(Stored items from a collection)
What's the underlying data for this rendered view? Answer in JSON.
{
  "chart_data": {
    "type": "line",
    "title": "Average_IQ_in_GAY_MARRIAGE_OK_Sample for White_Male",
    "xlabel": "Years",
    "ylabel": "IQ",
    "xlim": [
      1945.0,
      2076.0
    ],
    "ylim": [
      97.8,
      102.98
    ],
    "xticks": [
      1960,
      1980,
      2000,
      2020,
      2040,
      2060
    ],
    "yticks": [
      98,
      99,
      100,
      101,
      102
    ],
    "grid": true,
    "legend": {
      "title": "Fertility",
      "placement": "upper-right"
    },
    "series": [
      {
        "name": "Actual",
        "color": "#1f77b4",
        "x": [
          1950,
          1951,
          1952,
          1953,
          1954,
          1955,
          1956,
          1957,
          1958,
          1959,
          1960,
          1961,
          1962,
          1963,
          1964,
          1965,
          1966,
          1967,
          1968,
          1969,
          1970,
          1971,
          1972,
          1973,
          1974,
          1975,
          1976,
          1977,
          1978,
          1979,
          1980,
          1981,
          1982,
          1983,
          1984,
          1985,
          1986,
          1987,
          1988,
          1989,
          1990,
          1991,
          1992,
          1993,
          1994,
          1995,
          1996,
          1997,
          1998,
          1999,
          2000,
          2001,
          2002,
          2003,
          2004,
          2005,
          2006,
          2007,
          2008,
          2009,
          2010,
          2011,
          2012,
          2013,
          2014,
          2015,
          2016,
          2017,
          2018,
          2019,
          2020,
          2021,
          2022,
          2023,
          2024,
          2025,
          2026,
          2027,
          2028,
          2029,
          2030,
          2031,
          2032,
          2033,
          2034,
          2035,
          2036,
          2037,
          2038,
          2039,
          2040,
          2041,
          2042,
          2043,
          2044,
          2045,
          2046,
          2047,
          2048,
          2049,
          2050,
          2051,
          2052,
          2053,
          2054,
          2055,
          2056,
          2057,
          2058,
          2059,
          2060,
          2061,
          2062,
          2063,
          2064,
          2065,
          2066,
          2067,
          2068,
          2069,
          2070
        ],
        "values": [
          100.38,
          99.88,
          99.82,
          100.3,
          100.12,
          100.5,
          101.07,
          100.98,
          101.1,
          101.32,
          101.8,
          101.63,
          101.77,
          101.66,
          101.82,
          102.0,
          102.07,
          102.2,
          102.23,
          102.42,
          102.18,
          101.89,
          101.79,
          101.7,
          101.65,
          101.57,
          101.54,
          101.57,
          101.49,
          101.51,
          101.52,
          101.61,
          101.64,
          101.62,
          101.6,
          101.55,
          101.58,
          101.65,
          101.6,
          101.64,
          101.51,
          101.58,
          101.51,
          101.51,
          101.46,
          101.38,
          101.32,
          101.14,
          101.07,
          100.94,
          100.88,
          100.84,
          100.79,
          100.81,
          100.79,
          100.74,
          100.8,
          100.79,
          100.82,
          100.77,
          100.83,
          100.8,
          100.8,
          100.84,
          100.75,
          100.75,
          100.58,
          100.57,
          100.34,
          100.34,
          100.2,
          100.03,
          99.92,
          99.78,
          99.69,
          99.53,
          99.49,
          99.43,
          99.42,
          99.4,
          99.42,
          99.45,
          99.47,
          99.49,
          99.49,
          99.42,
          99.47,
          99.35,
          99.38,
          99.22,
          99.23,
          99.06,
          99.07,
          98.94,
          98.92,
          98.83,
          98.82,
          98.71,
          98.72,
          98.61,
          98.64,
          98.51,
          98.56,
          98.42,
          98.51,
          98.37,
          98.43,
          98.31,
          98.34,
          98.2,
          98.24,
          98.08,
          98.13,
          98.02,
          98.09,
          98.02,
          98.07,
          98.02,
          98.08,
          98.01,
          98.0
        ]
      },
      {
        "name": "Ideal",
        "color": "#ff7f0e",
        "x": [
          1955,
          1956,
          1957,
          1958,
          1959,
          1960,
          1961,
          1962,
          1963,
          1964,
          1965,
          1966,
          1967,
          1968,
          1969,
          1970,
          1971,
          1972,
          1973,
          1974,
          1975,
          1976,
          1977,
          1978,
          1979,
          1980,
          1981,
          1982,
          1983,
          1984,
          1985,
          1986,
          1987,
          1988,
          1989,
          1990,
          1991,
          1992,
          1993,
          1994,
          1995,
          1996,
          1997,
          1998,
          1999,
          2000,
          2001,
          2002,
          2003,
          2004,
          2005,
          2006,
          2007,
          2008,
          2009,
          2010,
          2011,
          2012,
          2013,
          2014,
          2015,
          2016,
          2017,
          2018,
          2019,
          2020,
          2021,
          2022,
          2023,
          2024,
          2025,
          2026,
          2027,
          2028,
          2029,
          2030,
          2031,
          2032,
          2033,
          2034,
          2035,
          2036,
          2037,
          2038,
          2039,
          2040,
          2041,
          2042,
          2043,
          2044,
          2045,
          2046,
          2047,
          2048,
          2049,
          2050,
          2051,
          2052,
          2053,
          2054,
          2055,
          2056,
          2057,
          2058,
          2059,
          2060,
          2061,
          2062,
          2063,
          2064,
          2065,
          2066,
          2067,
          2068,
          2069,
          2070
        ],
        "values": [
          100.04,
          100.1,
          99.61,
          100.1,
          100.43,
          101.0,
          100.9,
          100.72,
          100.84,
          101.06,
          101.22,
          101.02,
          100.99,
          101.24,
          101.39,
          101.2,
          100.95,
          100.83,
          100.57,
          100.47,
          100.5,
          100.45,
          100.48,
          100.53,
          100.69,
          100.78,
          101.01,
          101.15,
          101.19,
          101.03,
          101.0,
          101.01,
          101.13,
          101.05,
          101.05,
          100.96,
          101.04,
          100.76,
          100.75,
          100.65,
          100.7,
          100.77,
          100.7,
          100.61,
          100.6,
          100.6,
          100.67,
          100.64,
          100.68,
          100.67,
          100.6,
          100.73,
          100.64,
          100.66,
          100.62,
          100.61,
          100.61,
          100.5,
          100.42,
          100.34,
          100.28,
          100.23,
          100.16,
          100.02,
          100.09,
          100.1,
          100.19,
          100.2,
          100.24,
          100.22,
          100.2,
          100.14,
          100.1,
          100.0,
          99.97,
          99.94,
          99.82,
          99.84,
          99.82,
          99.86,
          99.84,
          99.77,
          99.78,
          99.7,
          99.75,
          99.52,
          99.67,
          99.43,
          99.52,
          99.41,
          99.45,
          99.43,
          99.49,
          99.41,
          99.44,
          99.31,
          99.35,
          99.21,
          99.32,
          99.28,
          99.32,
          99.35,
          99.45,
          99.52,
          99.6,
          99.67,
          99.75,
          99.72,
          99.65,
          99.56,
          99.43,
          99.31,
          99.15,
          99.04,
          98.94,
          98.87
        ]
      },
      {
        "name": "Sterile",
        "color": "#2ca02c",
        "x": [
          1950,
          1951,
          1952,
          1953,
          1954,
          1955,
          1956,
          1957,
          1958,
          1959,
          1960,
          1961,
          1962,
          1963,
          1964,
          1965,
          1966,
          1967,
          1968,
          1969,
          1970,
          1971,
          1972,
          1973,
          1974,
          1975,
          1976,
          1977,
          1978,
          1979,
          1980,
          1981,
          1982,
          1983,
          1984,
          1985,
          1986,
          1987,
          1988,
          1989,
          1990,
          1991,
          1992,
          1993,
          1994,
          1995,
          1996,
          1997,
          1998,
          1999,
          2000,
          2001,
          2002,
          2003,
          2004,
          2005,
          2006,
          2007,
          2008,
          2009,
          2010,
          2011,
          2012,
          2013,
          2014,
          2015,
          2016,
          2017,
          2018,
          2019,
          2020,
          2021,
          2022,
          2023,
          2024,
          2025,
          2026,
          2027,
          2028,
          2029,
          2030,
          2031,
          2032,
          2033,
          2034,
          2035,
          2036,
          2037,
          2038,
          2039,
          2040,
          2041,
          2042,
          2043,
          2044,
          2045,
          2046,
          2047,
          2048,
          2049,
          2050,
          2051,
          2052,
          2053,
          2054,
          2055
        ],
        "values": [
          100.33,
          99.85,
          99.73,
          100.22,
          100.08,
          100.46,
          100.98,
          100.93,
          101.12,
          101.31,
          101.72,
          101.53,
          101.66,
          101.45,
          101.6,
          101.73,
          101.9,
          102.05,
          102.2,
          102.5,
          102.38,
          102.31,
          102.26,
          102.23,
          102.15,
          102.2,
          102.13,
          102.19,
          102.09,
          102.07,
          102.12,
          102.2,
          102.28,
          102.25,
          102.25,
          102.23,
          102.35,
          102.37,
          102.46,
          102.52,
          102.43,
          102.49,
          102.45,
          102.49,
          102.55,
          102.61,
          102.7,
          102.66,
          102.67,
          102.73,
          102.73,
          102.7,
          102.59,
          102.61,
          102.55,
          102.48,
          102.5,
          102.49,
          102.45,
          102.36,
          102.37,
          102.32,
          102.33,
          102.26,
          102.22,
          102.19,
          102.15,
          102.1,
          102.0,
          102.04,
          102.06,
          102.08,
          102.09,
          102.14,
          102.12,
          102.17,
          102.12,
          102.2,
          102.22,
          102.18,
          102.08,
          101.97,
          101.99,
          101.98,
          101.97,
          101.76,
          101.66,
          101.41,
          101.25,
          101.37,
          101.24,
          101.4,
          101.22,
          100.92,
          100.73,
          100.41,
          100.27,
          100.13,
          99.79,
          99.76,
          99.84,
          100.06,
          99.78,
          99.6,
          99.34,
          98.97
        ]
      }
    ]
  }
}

→ The exercise
Where does the word "color" appear? Return each line that holds it.

→ Answer to this exercise
        "color": "#1f77b4",
        "color": "#ff7f0e",
        "color": "#2ca02c",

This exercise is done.